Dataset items
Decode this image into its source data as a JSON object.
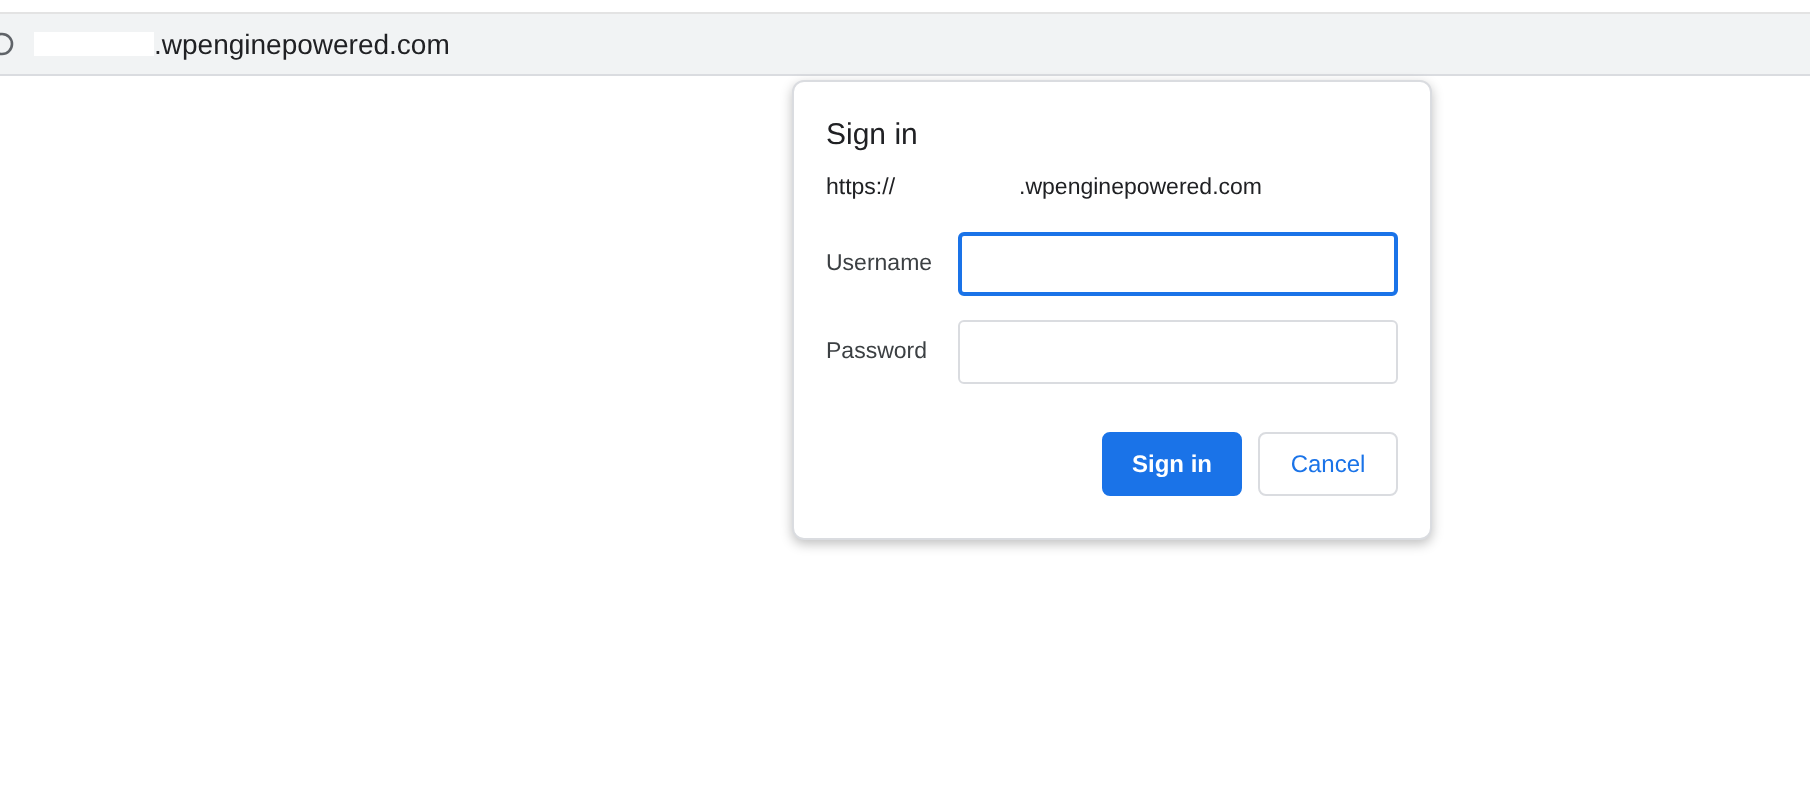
{
  "address_bar": {
    "url_tail": ".wpenginepowered.com"
  },
  "dialog": {
    "title": "Sign in",
    "origin_head": "https://",
    "origin_tail": ".wpenginepowered.com",
    "fields": [
      {
        "label": "Username",
        "focused": true
      },
      {
        "label": "Password",
        "focused": false
      }
    ],
    "buttons": [
      {
        "label": "Sign in",
        "kind": "primary"
      },
      {
        "label": "Cancel",
        "kind": "secondary"
      }
    ]
  }
}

## Set task
Without including any picture, retype the entries exactly.

## Reply
Decode this image into its source data as a JSON object.
{
  "address_bar": {
    "url_tail": ".wpenginepowered.com"
  },
  "dialog": {
    "title": "Sign in",
    "origin_head": "https://",
    "origin_tail": ".wpenginepowered.com",
    "fields": [
      {
        "label": "Username",
        "focused": true
      },
      {
        "label": "Password",
        "focused": false
      }
    ],
    "buttons": [
      {
        "label": "Sign in",
        "kind": "primary"
      },
      {
        "label": "Cancel",
        "kind": "secondary"
      }
    ]
  }
}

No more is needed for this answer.